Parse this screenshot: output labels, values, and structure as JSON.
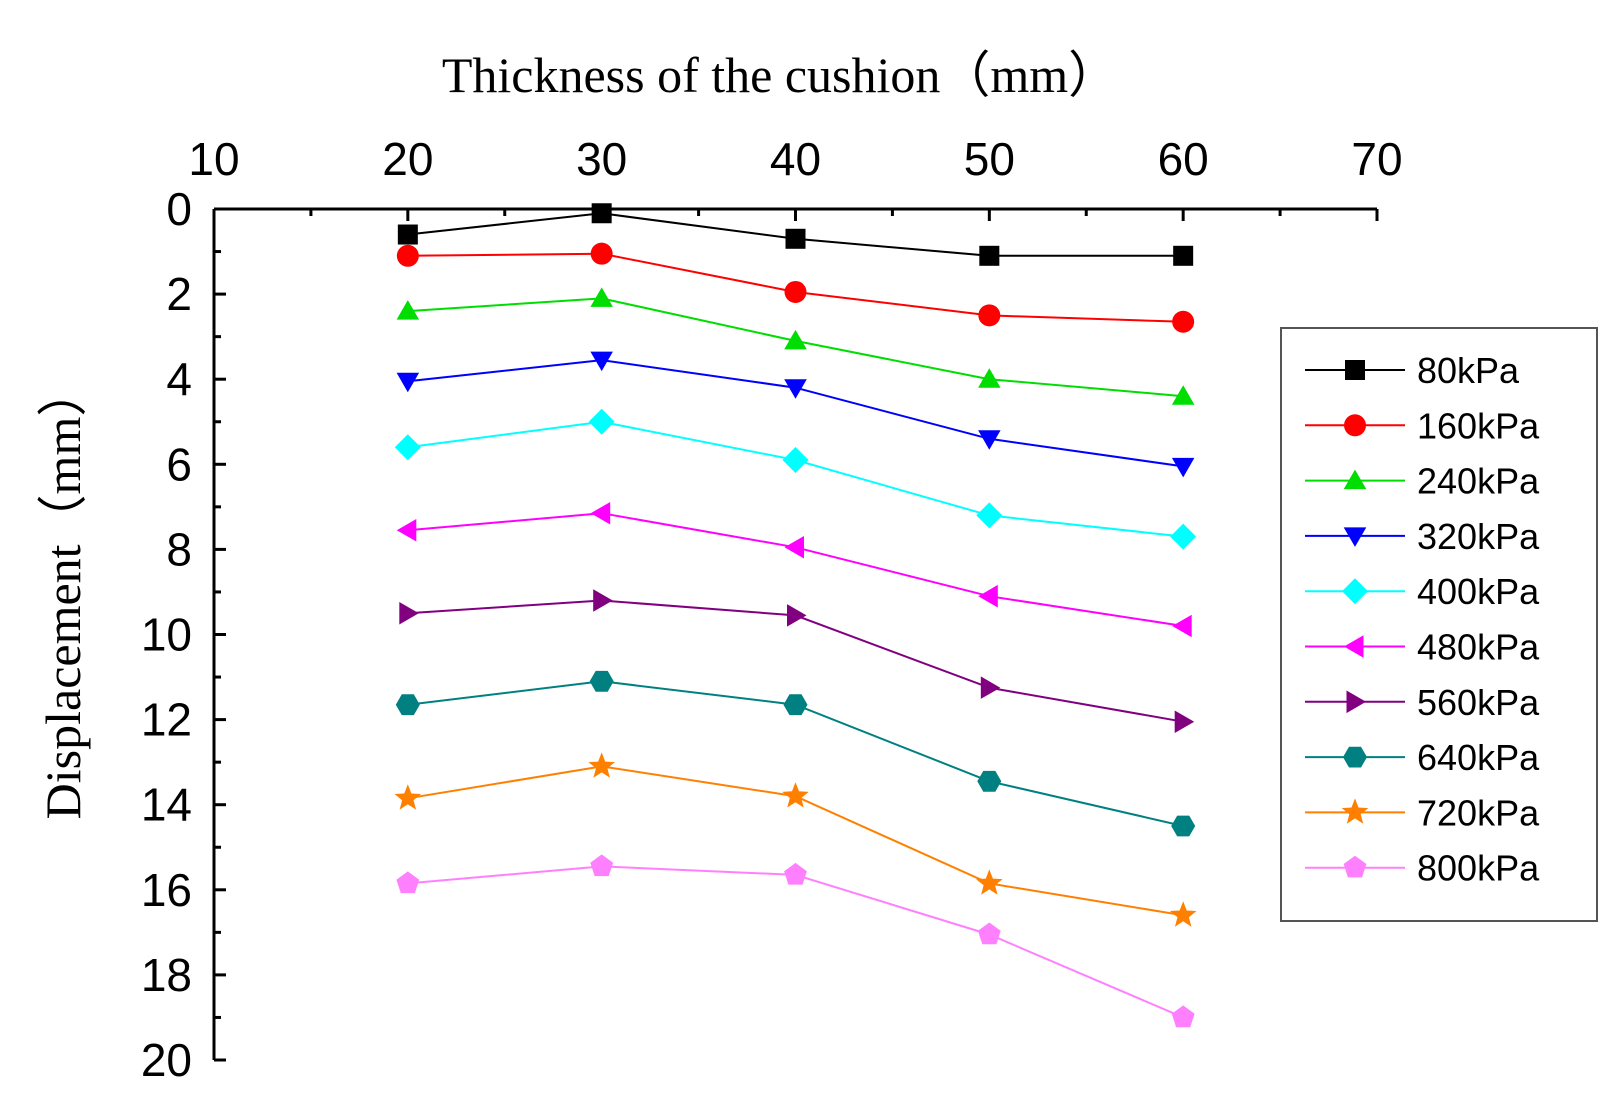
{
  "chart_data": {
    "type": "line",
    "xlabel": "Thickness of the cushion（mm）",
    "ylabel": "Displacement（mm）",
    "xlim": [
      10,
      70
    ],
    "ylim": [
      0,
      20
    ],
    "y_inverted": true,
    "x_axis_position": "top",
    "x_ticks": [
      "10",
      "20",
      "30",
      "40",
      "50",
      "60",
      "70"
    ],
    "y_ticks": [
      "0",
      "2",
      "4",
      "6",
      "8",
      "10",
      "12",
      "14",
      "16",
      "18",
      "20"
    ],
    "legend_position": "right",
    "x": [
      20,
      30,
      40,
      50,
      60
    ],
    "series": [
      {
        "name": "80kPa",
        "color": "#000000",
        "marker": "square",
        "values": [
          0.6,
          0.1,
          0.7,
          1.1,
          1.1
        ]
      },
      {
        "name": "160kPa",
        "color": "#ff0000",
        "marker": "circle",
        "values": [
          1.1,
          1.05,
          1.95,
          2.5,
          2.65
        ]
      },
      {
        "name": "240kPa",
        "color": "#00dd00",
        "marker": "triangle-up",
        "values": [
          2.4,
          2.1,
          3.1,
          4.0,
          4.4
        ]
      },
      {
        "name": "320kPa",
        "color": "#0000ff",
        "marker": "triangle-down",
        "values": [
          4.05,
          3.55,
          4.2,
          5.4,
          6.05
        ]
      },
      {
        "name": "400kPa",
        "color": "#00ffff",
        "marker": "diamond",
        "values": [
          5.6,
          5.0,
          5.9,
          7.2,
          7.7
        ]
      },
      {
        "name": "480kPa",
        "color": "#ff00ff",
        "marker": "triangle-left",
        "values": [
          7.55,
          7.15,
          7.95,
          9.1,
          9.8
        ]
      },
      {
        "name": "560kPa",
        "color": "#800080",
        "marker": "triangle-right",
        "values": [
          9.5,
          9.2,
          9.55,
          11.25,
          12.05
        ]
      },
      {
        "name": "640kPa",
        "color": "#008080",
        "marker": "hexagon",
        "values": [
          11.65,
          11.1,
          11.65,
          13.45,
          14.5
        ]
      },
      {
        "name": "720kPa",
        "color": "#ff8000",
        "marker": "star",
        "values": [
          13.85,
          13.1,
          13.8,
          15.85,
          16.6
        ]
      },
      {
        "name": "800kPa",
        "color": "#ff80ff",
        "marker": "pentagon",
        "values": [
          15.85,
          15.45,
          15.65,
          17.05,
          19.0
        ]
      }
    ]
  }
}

▬▬▬▬▬▬

Make an exact copy of the whole listing, but don't bring over any pictures.

Parse this screenshot: output labels, values, and structure as JSON.
{
  "chart_data": {
    "type": "line",
    "xlabel": "Thickness of the cushion（mm）",
    "ylabel": "Displacement（mm）",
    "xlim": [
      10,
      70
    ],
    "ylim": [
      0,
      20
    ],
    "y_inverted": true,
    "x_axis_position": "top",
    "x_ticks": [
      "10",
      "20",
      "30",
      "40",
      "50",
      "60",
      "70"
    ],
    "y_ticks": [
      "0",
      "2",
      "4",
      "6",
      "8",
      "10",
      "12",
      "14",
      "16",
      "18",
      "20"
    ],
    "legend_position": "right",
    "x": [
      20,
      30,
      40,
      50,
      60
    ],
    "series": [
      {
        "name": "80kPa",
        "color": "#000000",
        "marker": "square",
        "values": [
          0.6,
          0.1,
          0.7,
          1.1,
          1.1
        ]
      },
      {
        "name": "160kPa",
        "color": "#ff0000",
        "marker": "circle",
        "values": [
          1.1,
          1.05,
          1.95,
          2.5,
          2.65
        ]
      },
      {
        "name": "240kPa",
        "color": "#00dd00",
        "marker": "triangle-up",
        "values": [
          2.4,
          2.1,
          3.1,
          4.0,
          4.4
        ]
      },
      {
        "name": "320kPa",
        "color": "#0000ff",
        "marker": "triangle-down",
        "values": [
          4.05,
          3.55,
          4.2,
          5.4,
          6.05
        ]
      },
      {
        "name": "400kPa",
        "color": "#00ffff",
        "marker": "diamond",
        "values": [
          5.6,
          5.0,
          5.9,
          7.2,
          7.7
        ]
      },
      {
        "name": "480kPa",
        "color": "#ff00ff",
        "marker": "triangle-left",
        "values": [
          7.55,
          7.15,
          7.95,
          9.1,
          9.8
        ]
      },
      {
        "name": "560kPa",
        "color": "#800080",
        "marker": "triangle-right",
        "values": [
          9.5,
          9.2,
          9.55,
          11.25,
          12.05
        ]
      },
      {
        "name": "640kPa",
        "color": "#008080",
        "marker": "hexagon",
        "values": [
          11.65,
          11.1,
          11.65,
          13.45,
          14.5
        ]
      },
      {
        "name": "720kPa",
        "color": "#ff8000",
        "marker": "star",
        "values": [
          13.85,
          13.1,
          13.8,
          15.85,
          16.6
        ]
      },
      {
        "name": "800kPa",
        "color": "#ff80ff",
        "marker": "pentagon",
        "values": [
          15.85,
          15.45,
          15.65,
          17.05,
          19.0
        ]
      }
    ]
  }
}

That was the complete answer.